Directive -> Copy out all lines that carry the word "this".

(Figure content listings)
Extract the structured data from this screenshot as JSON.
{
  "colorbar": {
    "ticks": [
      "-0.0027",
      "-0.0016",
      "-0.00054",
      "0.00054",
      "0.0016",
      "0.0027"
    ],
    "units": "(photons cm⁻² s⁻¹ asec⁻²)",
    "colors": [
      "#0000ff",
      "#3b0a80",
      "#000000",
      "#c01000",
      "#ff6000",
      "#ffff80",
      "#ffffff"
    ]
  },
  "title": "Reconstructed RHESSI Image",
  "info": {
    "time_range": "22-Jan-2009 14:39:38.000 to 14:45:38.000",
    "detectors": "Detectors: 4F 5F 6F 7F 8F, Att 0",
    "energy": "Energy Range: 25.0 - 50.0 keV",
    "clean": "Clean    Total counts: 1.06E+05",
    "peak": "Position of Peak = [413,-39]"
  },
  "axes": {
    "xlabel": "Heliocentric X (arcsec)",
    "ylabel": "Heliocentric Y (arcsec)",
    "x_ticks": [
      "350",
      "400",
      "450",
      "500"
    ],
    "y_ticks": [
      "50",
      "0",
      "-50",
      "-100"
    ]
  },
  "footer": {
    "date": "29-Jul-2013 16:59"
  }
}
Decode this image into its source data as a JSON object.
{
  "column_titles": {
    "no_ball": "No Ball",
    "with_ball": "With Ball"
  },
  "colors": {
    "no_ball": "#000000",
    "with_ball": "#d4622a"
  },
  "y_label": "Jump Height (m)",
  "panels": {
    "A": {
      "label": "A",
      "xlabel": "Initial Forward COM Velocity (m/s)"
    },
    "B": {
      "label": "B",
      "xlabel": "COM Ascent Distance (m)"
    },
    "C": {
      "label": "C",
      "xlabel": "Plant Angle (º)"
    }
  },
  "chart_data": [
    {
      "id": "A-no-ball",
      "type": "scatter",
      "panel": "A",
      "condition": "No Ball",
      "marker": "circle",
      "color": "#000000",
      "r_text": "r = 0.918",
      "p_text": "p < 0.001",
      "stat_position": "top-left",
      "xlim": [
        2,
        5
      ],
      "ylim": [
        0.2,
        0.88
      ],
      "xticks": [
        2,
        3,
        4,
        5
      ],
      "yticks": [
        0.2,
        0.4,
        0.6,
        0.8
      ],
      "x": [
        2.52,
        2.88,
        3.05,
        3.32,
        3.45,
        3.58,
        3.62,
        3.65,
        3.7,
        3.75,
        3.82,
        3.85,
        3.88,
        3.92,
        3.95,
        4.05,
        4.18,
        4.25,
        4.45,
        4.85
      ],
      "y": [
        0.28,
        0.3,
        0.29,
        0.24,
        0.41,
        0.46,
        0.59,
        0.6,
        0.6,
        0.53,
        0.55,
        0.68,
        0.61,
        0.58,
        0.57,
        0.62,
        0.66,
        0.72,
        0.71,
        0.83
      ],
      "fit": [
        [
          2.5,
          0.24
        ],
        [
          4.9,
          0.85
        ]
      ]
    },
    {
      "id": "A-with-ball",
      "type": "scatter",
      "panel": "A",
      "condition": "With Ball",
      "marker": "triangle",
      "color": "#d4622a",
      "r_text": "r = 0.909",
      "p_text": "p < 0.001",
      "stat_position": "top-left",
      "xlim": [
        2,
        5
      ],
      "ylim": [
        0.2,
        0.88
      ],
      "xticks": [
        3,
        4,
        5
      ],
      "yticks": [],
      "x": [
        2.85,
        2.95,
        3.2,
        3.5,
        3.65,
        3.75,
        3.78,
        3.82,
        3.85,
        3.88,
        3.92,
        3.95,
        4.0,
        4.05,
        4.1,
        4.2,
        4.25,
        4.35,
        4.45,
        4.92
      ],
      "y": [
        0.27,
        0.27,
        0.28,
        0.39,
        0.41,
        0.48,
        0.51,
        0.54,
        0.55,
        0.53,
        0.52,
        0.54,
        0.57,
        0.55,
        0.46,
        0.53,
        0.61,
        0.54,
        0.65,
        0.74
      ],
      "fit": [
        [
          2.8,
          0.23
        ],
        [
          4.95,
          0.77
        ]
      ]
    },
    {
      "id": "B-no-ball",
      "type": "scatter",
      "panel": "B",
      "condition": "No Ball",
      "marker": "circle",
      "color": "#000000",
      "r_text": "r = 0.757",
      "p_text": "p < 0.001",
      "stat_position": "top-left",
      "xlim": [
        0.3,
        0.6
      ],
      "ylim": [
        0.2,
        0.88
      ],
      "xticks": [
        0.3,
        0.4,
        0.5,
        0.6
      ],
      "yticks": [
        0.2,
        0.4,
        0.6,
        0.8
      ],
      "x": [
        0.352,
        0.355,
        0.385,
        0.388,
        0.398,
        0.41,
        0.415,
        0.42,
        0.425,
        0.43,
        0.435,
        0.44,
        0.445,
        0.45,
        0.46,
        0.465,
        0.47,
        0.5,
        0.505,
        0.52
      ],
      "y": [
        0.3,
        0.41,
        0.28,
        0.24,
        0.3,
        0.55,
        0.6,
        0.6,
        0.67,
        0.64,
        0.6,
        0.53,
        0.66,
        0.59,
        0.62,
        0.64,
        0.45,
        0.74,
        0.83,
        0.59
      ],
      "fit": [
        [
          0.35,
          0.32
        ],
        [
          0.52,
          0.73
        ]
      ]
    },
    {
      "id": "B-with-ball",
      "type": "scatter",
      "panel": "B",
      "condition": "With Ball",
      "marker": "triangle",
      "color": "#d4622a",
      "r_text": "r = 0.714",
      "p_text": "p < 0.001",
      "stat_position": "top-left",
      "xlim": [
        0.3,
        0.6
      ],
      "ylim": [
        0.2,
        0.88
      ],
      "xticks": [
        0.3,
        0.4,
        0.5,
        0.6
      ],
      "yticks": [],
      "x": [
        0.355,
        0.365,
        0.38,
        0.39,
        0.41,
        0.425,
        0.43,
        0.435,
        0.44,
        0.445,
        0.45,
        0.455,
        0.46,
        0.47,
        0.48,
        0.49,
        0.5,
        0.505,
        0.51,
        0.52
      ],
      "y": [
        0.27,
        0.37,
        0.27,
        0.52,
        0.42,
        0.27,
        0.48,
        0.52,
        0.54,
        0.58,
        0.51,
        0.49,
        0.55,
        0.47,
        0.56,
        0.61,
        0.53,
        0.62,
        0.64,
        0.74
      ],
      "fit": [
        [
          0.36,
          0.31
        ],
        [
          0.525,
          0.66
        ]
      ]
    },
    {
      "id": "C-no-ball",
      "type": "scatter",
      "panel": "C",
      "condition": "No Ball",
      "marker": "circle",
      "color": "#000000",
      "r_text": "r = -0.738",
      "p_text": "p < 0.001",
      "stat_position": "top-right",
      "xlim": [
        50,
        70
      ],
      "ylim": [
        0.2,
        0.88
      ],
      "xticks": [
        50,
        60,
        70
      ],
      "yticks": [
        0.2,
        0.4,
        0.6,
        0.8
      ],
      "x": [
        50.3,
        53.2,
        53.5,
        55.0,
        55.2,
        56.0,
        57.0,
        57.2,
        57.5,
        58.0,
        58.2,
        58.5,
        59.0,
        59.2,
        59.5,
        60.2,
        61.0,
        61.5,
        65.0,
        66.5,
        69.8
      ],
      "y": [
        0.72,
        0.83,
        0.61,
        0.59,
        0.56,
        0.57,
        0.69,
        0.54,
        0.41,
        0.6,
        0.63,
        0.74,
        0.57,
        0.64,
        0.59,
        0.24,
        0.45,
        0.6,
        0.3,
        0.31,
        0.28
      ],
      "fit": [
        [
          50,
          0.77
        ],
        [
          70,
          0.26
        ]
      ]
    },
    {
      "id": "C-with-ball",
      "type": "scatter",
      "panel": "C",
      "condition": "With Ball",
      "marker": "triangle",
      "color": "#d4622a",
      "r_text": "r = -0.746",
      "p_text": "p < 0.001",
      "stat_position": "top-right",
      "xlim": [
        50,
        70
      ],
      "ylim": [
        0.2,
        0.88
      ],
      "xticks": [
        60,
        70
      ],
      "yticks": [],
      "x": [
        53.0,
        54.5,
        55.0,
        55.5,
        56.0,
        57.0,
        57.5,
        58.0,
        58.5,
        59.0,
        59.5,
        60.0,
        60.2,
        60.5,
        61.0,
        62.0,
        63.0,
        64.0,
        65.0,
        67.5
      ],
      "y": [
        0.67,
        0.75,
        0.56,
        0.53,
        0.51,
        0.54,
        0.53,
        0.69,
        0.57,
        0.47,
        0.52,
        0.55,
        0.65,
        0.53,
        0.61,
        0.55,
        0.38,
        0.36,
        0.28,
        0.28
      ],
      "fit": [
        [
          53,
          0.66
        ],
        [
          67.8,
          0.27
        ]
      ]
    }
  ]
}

Reply to the exercise ->
Extract the structured data from this screenshot as JSON.
Decode this image into its source data as a JSON object.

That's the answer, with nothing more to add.